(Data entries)
·····

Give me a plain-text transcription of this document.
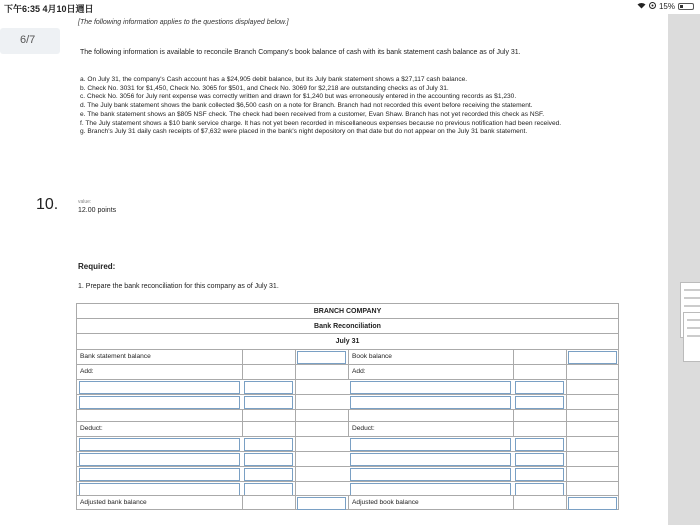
下午6:35 4月10日週日	15%
6/7
[The following information applies to the questions displayed below.]
The following information is available to reconcile Branch Company's book balance of cash with its bank statement cash balance as of July 31.
a. On July 31, the company's Cash account has a $24,905 debit balance, but its July bank statement shows a $27,117 cash balance.
b. Check No. 3031 for $1,450, Check No. 3065 for $501, and Check No. 3069 for $2,218 are outstanding checks as of July 31.
c. Check No. 3056 for July rent expense was correctly written and drawn for $1,240 but was erroneously entered in the accounting records as $1,230.
d. The July bank statement shows the bank collected $6,500 cash on a note for Branch. Branch had not recorded this event before receiving the statement.
e. The bank statement shows an $805 NSF check. The check had been received from a customer, Evan Shaw. Branch has not yet recorded this check as NSF.
f. The July statement shows a $10 bank service charge. It has not yet been recorded in miscellaneous expenses because no previous notification had been received.
g. Branch's July 31 daily cash receipts of $7,632 were placed in the bank's night depository on that date but do not appear on the July 31 bank statement.
10.	value:
12.00 points
Required:
1. Prepare the bank reconciliation for this company as of July 31.
BRANCH COMPANY
Bank Reconciliation
July 31
Bank statement balance	Book balance
Add:	Add:
Deduct:	Deduct:
Adjusted bank balance	Adjusted book balance
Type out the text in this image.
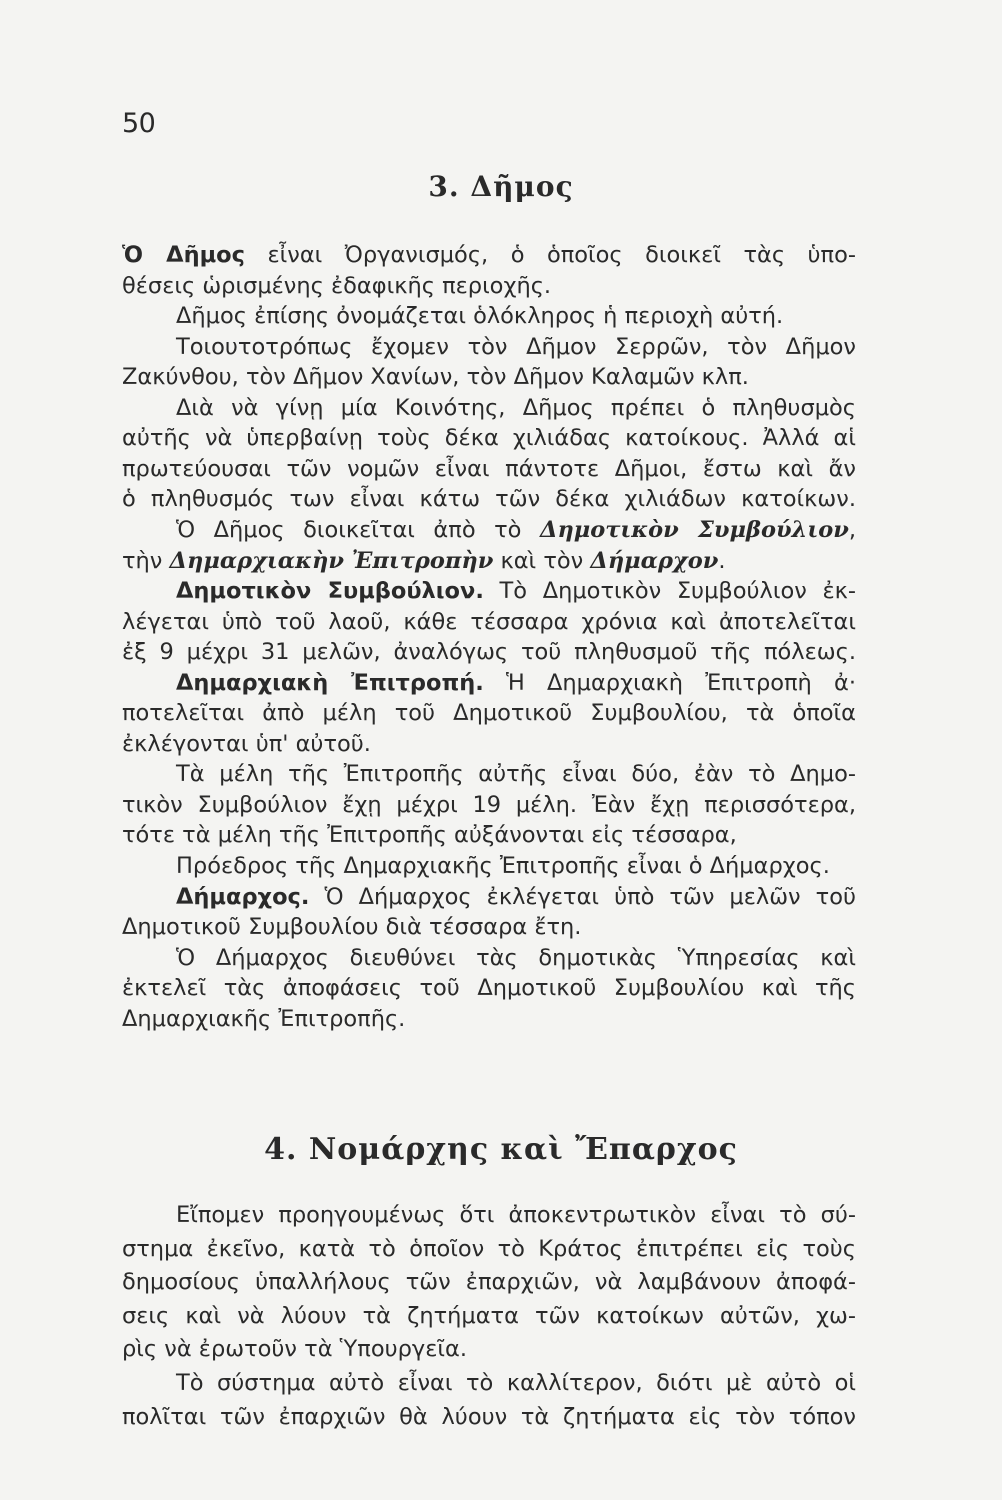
50
3. Δῆμος
Ὁ Δῆμος εἶναι Ὀργανισμός, ὁ ὁποῖος διοικεῖ τὰς ὑπο-
θέσεις ὡρισμένης ἐδαφικῆς περιοχῆς.
Δῆμος ἐπίσης ὀνομάζεται ὁλόκληρος ἡ περιοχὴ αὐτή.
Τοιουτοτρόπως ἔχομεν τὸν Δῆμον Σερρῶν, τὸν Δῆμον
Ζακύνθου, τὸν Δῆμον Χανίων, τὸν Δῆμον Καλαμῶν κλπ.
Διὰ νὰ γίνῃ μία Κοινότης, Δῆμος πρέπει ὁ πληθυσμὸς
αὐτῆς νὰ ὑπερβαίνῃ τοὺς δέκα χιλιάδας κατοίκους. Ἀλλά αἱ
πρωτεύουσαι τῶν νομῶν εἶναι πάντοτε Δῆμοι, ἔστω καὶ ἄν
ὁ πληθυσμός των εἶναι κάτω τῶν δέκα χιλιάδων κατοίκων.
Ὁ Δῆμος διοικεῖται ἀπὸ τὸ Δημοτικὸν Συμβούλιον,
τὴν Δημαρχιακὴν Ἐπιτροπὴν καὶ τὸν Δήμαρχον.
Δημοτικὸν Συμβούλιον. Τὸ Δημοτικὸν Συμβούλιον ἐκ-
λέγεται ὑπὸ τοῦ λαοῦ, κάθε τέσσαρα χρόνια καὶ ἀποτελεῖται
ἐξ 9 μέχρι 31 μελῶν, ἀναλόγως τοῦ πληθυσμοῦ τῆς πόλεως.
Δημαρχιακὴ Ἐπιτροπή. Ἡ Δημαρχιακὴ Ἐπιτροπὴ ἀ·
ποτελεῖται ἀπὸ μέλη τοῦ Δημοτικοῦ Συμβουλίου, τὰ ὁποῖα
ἐκλέγονται ὑπ' αὐτοῦ.
Τὰ μέλη τῆς Ἐπιτροπῆς αὐτῆς εἶναι δύο, ἐὰν τὸ Δημο-
τικὸν Συμβούλιον ἔχῃ μέχρι 19 μέλη. Ἐὰν ἔχῃ περισσότερα,
τότε τὰ μέλη τῆς Ἐπιτροπῆς αὐξάνονται εἰς τέσσαρα,
Πρόεδρος τῆς Δημαρχιακῆς Ἐπιτροπῆς εἶναι ὁ Δήμαρχος.
Δήμαρχος. Ὁ Δήμαρχος ἐκλέγεται ὑπὸ τῶν μελῶν τοῦ
Δημοτικοῦ Συμβουλίου διὰ τέσσαρα ἔτη.
Ὁ Δήμαρχος διευθύνει τὰς δημοτικὰς Ὑπηρεσίας καὶ
ἐκτελεῖ τὰς ἀποφάσεις τοῦ Δημοτικοῦ Συμβουλίου καὶ τῆς
Δημαρχιακῆς Ἐπιτροπῆς.
4. Νομάρχης καὶ Ἔπαρχος
Εἴπομεν προηγουμένως ὅτι ἀποκεντρωτικὸν εἶναι τὸ σύ-
στημα ἐκεῖνο, κατὰ τὸ ὁποῖον τὸ Κράτος ἐπιτρέπει εἰς τοὺς
δημοσίους ὑπαλλήλους τῶν ἐπαρχιῶν, νὰ λαμβάνουν ἀποφά-
σεις καὶ νὰ λύουν τὰ ζητήματα τῶν κατοίκων αὐτῶν, χω-
ρὶς νὰ ἐρωτοῦν τὰ Ὑπουργεῖα.
Τὸ σύστημα αὐτὸ εἶναι τὸ καλλίτερον, διότι μὲ αὐτὸ οἱ
πολῖται τῶν ἐπαρχιῶν θὰ λύουν τὰ ζητήματα εἰς τὸν τόπον
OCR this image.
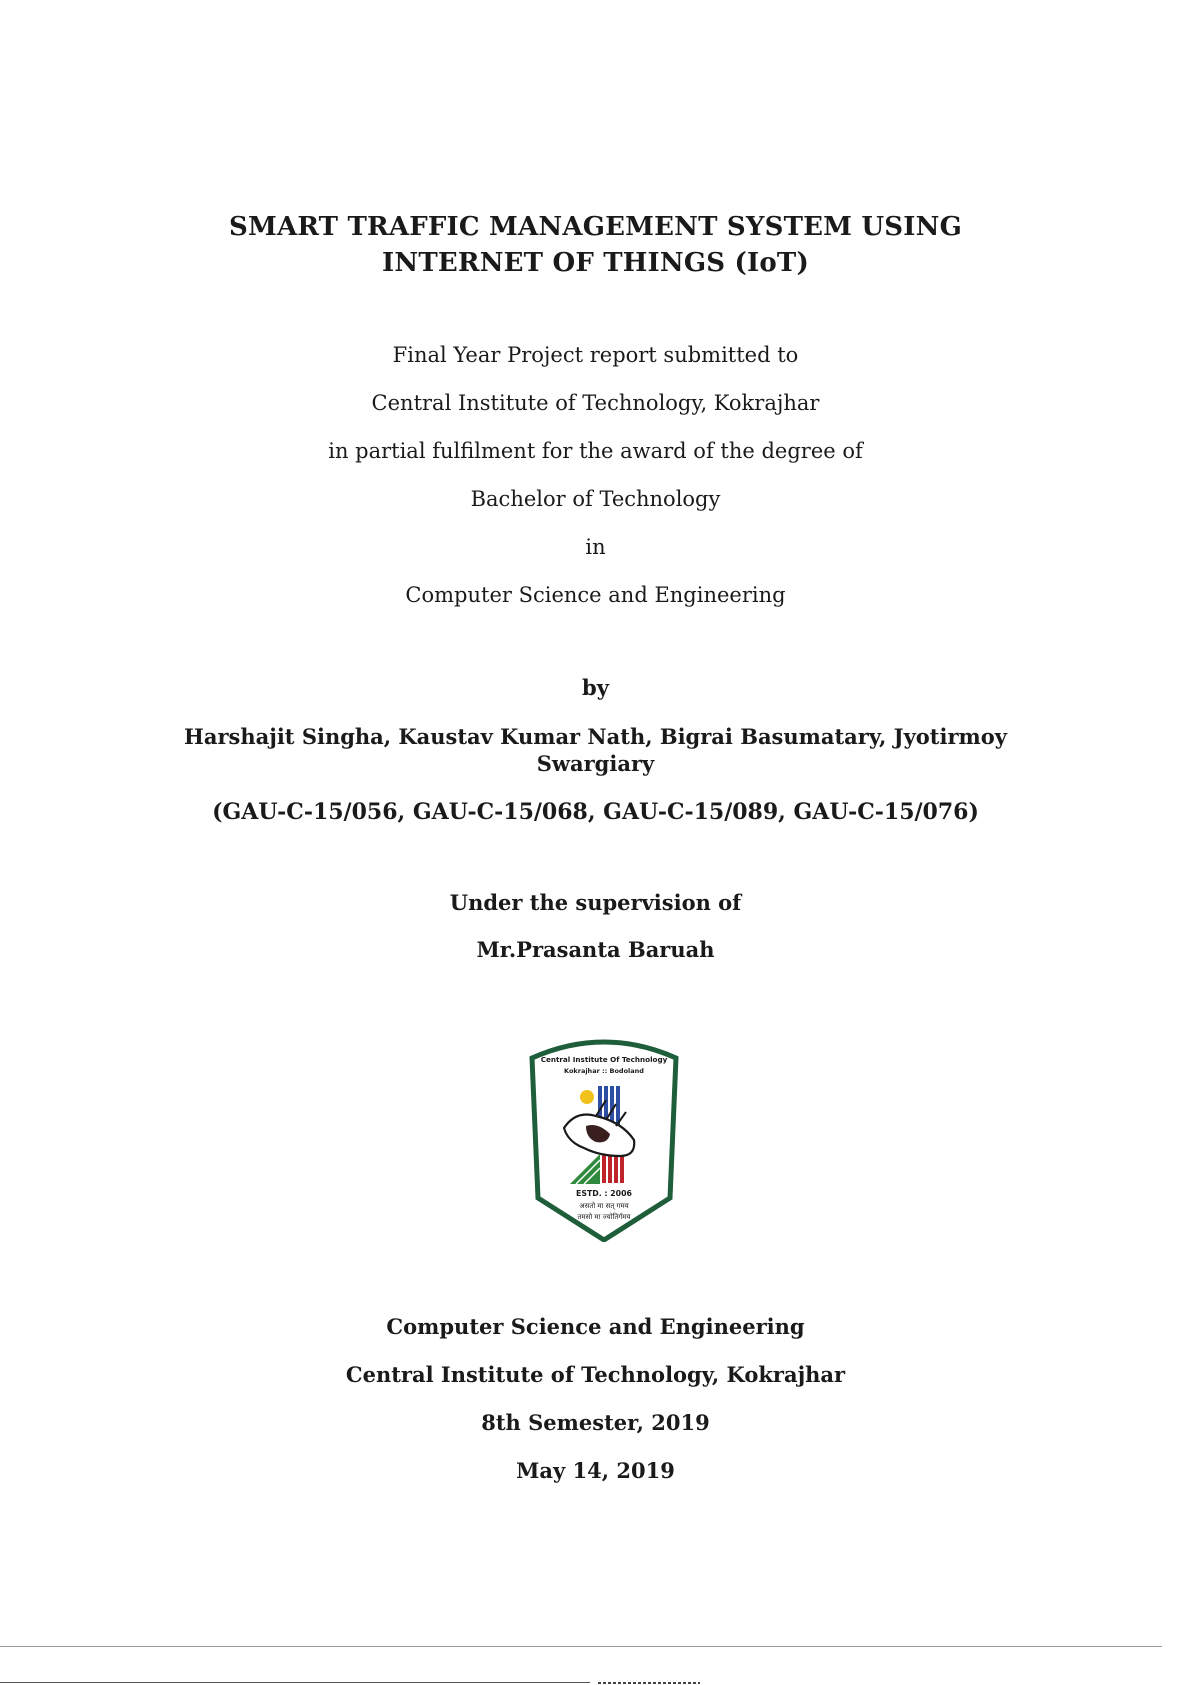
SMART TRAFFIC MANAGEMENT SYSTEM USING
INTERNET OF THINGS (IoT)
Final Year Project report submitted to
Central Institute of Technology, Kokrajhar
in partial fulfilment for the award of the degree of
Bachelor of Technology
in
Computer Science and Engineering
by
Harshajit Singha, Kaustav Kumar Nath, Bigrai Basumatary, Jyotirmoy
Swargiary
(GAU-C-15/056, GAU-C-15/068, GAU-C-15/089, GAU-C-15/076)
Under the supervision of
Mr.Prasanta Baruah
Central Institute Of Technology
Kokrajhar :: Bodoland
ESTD. : 2006
असतो मा सत् गमय
तमसो मा ज्योतिर्गमय
Computer Science and Engineering
Central Institute of Technology, Kokrajhar
8th Semester, 2019
May 14, 2019
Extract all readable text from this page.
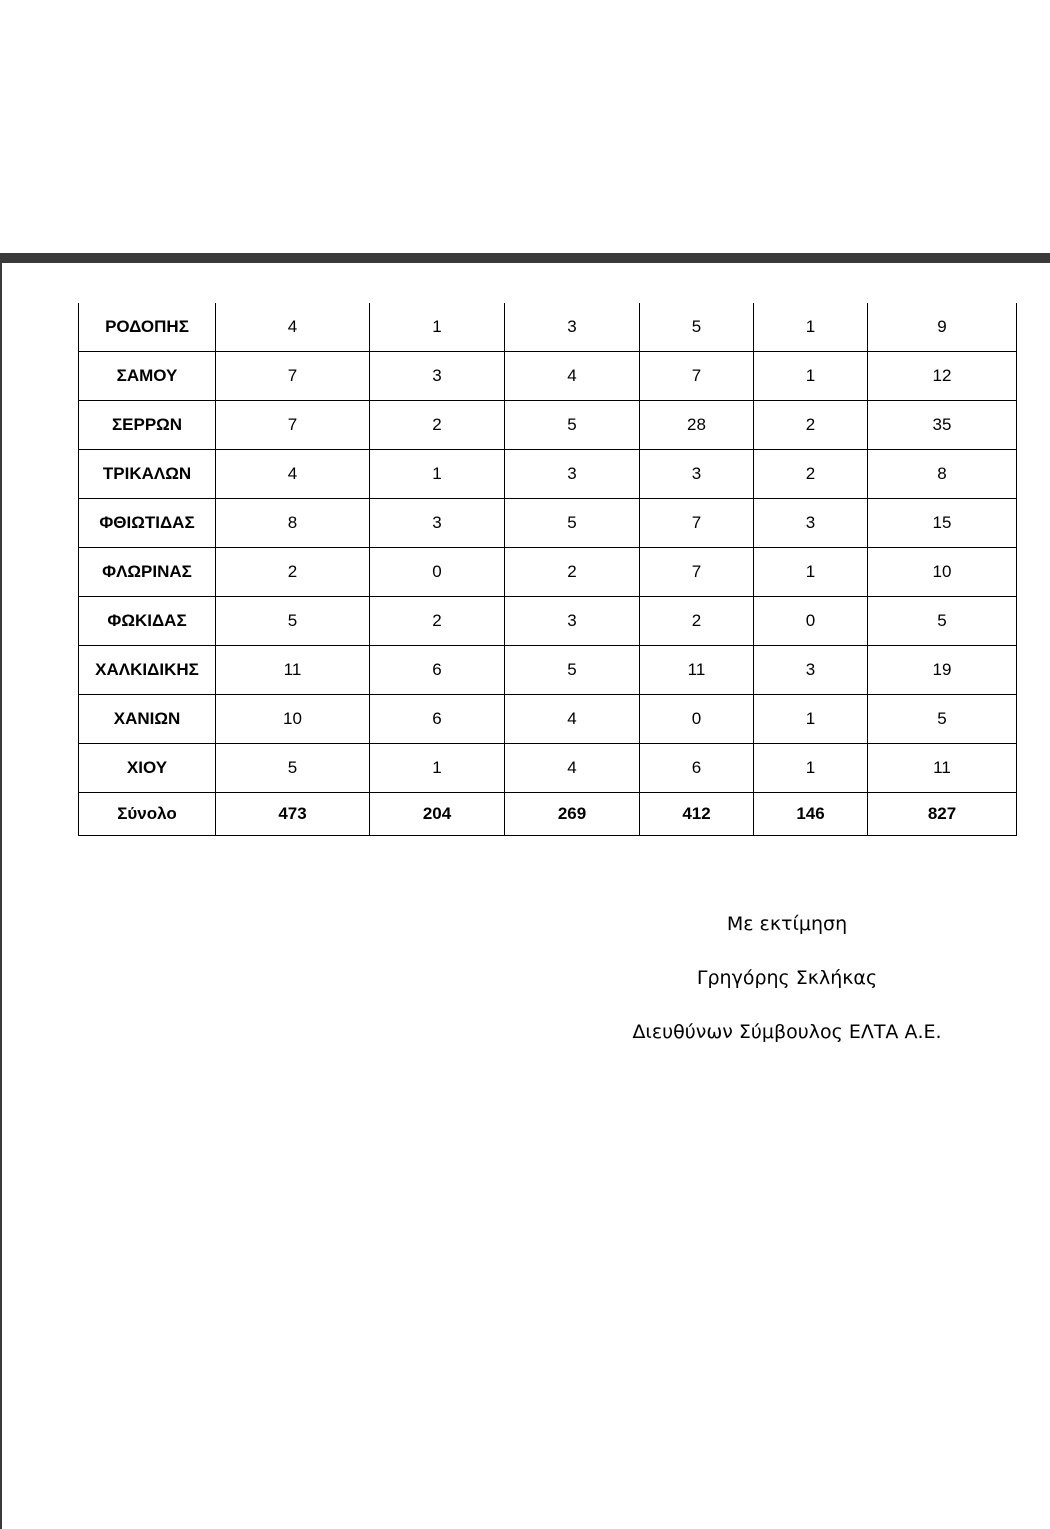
ΡΟΔΟΠΗΣ	4	1	3	5	1	9
ΣΑΜΟΥ	7	3	4	7	1	12
ΣΕΡΡΩΝ	7	2	5	28	2	35
ΤΡΙΚΑΛΩΝ	4	1	3	3	2	8
ΦΘΙΩΤΙΔΑΣ	8	3	5	7	3	15
ΦΛΩΡΙΝΑΣ	2	0	2	7	1	10
ΦΩΚΙΔΑΣ	5	2	3	2	0	5
ΧΑΛΚΙΔΙΚΗΣ	11	6	5	11	3	19
ΧΑΝΙΩΝ	10	6	4	0	1	5
ΧΙΟΥ	5	1	4	6	1	11
Σύνολο	473	204	269	412	146	827
Με εκτίμηση
Γρηγόρης Σκλήκας
Διευθύνων Σύμβουλος ΕΛΤΑ Α.Ε.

·····

- **WRITTEN REQUEST**:
Quote, without alteration, the lines running from the line containing "OCR this image." to the last line of the entries, and include no pictures.

- **TASK SOLUTION**:
OCR this image.
SMART TRAFFIC MANAGEMENT SYSTEM USING
INTERNET OF THINGS (IoT)
Final Year Project report submitted to
Central Institute of Technology, Kokrajhar
in partial fulfilment for the award of the degree of
Bachelor of Technology
in
Computer Science and Engineering
by
Harshajit Singha, Kaustav Kumar Nath, Bigrai Basumatary, Jyotirmoy
Swargiary
(GAU-C-15/056, GAU-C-15/068, GAU-C-15/089, GAU-C-15/076)
Under the supervision of
Mr.Prasanta Baruah
Central Institute Of Technology
Kokrajhar :: Bodoland
ESTD. : 2006
असतो मा सत् गमय
तमसो मा ज्योतिर्गमय
Computer Science and Engineering
Central Institute of Technology, Kokrajhar
8th Semester, 2019
May 14, 2019
Extract all readable text from this page.
ΡΟΔΟΠΗΣ	4	1	3	5	1	9
ΣΑΜΟΥ	7	3	4	7	1	12
ΣΕΡΡΩΝ	7	2	5	28	2	35
ΤΡΙΚΑΛΩΝ	4	1	3	3	2	8
ΦΘΙΩΤΙΔΑΣ	8	3	5	7	3	15
ΦΛΩΡΙΝΑΣ	2	0	2	7	1	10
ΦΩΚΙΔΑΣ	5	2	3	2	0	5
ΧΑΛΚΙΔΙΚΗΣ	11	6	5	11	3	19
ΧΑΝΙΩΝ	10	6	4	0	1	5
ΧΙΟΥ	5	1	4	6	1	11
Σύνολο	473	204	269	412	146	827
Με εκτίμηση
Γρηγόρης Σκλήκας
Διευθύνων Σύμβουλος ΕΛΤΑ Α.Ε.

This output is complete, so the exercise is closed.